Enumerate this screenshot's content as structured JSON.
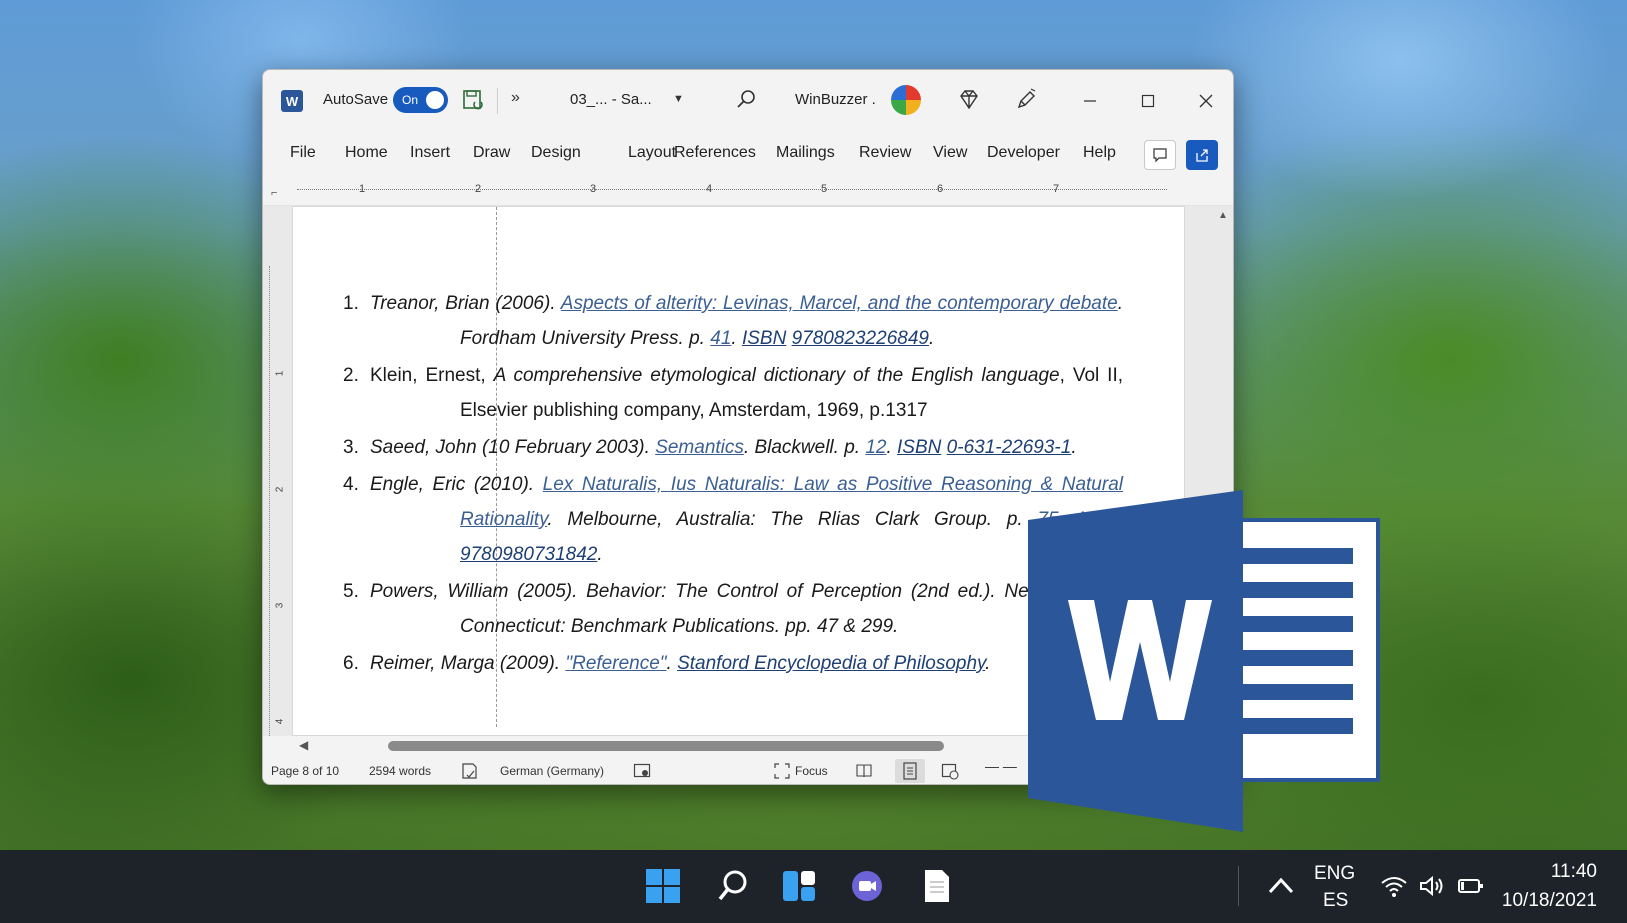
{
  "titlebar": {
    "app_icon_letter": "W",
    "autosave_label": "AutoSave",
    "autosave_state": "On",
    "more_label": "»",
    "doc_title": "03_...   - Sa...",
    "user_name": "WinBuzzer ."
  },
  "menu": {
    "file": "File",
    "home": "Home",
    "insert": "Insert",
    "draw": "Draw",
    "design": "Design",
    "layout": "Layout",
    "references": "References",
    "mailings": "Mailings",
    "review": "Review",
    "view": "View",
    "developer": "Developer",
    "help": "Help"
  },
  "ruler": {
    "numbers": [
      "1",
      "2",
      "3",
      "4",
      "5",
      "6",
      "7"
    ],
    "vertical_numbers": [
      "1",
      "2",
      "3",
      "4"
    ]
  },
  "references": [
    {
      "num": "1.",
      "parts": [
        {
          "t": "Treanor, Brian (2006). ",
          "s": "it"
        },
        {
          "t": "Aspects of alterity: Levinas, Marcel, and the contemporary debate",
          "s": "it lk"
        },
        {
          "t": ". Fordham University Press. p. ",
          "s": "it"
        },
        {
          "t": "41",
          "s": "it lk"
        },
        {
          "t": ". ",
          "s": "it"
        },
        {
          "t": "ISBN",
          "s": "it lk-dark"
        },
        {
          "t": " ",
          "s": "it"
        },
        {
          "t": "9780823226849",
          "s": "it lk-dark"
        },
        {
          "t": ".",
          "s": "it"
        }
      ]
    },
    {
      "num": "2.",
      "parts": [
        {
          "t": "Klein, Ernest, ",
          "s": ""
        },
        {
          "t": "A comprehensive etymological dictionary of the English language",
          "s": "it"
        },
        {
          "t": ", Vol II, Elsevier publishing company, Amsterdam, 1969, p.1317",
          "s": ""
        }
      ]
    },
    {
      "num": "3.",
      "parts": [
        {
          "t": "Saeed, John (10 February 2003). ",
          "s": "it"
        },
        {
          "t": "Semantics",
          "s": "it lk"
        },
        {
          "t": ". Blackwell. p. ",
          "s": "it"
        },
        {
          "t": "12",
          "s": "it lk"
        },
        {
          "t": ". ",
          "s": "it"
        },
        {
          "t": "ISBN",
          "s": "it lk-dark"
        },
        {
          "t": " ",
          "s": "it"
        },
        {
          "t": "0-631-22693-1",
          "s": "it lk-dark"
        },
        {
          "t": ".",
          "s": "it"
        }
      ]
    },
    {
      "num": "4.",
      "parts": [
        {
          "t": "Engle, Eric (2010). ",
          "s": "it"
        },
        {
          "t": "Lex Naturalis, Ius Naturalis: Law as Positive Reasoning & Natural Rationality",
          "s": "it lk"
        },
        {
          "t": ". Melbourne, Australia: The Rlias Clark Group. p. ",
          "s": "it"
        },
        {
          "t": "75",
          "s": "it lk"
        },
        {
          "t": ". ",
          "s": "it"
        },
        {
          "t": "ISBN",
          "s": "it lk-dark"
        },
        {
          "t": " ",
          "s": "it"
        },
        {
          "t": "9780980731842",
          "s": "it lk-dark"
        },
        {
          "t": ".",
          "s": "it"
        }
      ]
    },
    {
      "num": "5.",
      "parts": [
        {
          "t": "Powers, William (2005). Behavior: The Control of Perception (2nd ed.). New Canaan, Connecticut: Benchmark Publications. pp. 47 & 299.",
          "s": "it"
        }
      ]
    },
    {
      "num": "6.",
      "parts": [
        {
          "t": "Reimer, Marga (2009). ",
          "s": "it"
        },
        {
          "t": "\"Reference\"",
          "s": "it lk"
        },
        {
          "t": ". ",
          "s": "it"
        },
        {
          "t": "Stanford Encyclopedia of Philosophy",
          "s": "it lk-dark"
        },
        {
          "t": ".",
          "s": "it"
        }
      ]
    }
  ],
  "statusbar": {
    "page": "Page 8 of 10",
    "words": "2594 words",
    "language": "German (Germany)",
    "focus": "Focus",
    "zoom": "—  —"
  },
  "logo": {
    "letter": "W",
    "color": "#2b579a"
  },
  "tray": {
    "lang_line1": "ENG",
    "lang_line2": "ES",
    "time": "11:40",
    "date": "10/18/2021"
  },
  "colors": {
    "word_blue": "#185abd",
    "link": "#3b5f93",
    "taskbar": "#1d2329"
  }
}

^^^^^^^^

Aim of the exercise: Each line of the data should be quoted exactly, with pictures left out.

Solution for this problem:
Enumerate this screenshot's content as structured JSON.
{
  "titlebar": {
    "app_icon_letter": "W",
    "autosave_label": "AutoSave",
    "autosave_state": "On",
    "more_label": "»",
    "doc_title": "03_...   - Sa...",
    "user_name": "WinBuzzer ."
  },
  "menu": {
    "file": "File",
    "home": "Home",
    "insert": "Insert",
    "draw": "Draw",
    "design": "Design",
    "layout": "Layout",
    "references": "References",
    "mailings": "Mailings",
    "review": "Review",
    "view": "View",
    "developer": "Developer",
    "help": "Help"
  },
  "ruler": {
    "numbers": [
      "1",
      "2",
      "3",
      "4",
      "5",
      "6",
      "7"
    ],
    "vertical_numbers": [
      "1",
      "2",
      "3",
      "4"
    ]
  },
  "references": [
    {
      "num": "1.",
      "parts": [
        {
          "t": "Treanor, Brian (2006). ",
          "s": "it"
        },
        {
          "t": "Aspects of alterity: Levinas, Marcel, and the contemporary debate",
          "s": "it lk"
        },
        {
          "t": ". Fordham University Press. p. ",
          "s": "it"
        },
        {
          "t": "41",
          "s": "it lk"
        },
        {
          "t": ". ",
          "s": "it"
        },
        {
          "t": "ISBN",
          "s": "it lk-dark"
        },
        {
          "t": " ",
          "s": "it"
        },
        {
          "t": "9780823226849",
          "s": "it lk-dark"
        },
        {
          "t": ".",
          "s": "it"
        }
      ]
    },
    {
      "num": "2.",
      "parts": [
        {
          "t": "Klein, Ernest, ",
          "s": ""
        },
        {
          "t": "A comprehensive etymological dictionary of the English language",
          "s": "it"
        },
        {
          "t": ", Vol II, Elsevier publishing company, Amsterdam, 1969, p.1317",
          "s": ""
        }
      ]
    },
    {
      "num": "3.",
      "parts": [
        {
          "t": "Saeed, John (10 February 2003). ",
          "s": "it"
        },
        {
          "t": "Semantics",
          "s": "it lk"
        },
        {
          "t": ". Blackwell. p. ",
          "s": "it"
        },
        {
          "t": "12",
          "s": "it lk"
        },
        {
          "t": ". ",
          "s": "it"
        },
        {
          "t": "ISBN",
          "s": "it lk-dark"
        },
        {
          "t": " ",
          "s": "it"
        },
        {
          "t": "0-631-22693-1",
          "s": "it lk-dark"
        },
        {
          "t": ".",
          "s": "it"
        }
      ]
    },
    {
      "num": "4.",
      "parts": [
        {
          "t": "Engle, Eric (2010). ",
          "s": "it"
        },
        {
          "t": "Lex Naturalis, Ius Naturalis: Law as Positive Reasoning & Natural Rationality",
          "s": "it lk"
        },
        {
          "t": ". Melbourne, Australia: The Rlias Clark Group. p. ",
          "s": "it"
        },
        {
          "t": "75",
          "s": "it lk"
        },
        {
          "t": ". ",
          "s": "it"
        },
        {
          "t": "ISBN",
          "s": "it lk-dark"
        },
        {
          "t": " ",
          "s": "it"
        },
        {
          "t": "9780980731842",
          "s": "it lk-dark"
        },
        {
          "t": ".",
          "s": "it"
        }
      ]
    },
    {
      "num": "5.",
      "parts": [
        {
          "t": "Powers, William (2005). Behavior: The Control of Perception (2nd ed.). New Canaan, Connecticut: Benchmark Publications. pp. 47 & 299.",
          "s": "it"
        }
      ]
    },
    {
      "num": "6.",
      "parts": [
        {
          "t": "Reimer, Marga (2009). ",
          "s": "it"
        },
        {
          "t": "\"Reference\"",
          "s": "it lk"
        },
        {
          "t": ". ",
          "s": "it"
        },
        {
          "t": "Stanford Encyclopedia of Philosophy",
          "s": "it lk-dark"
        },
        {
          "t": ".",
          "s": "it"
        }
      ]
    }
  ],
  "statusbar": {
    "page": "Page 8 of 10",
    "words": "2594 words",
    "language": "German (Germany)",
    "focus": "Focus",
    "zoom": "—  —"
  },
  "logo": {
    "letter": "W",
    "color": "#2b579a"
  },
  "tray": {
    "lang_line1": "ENG",
    "lang_line2": "ES",
    "time": "11:40",
    "date": "10/18/2021"
  },
  "colors": {
    "word_blue": "#185abd",
    "link": "#3b5f93",
    "taskbar": "#1d2329"
  }
}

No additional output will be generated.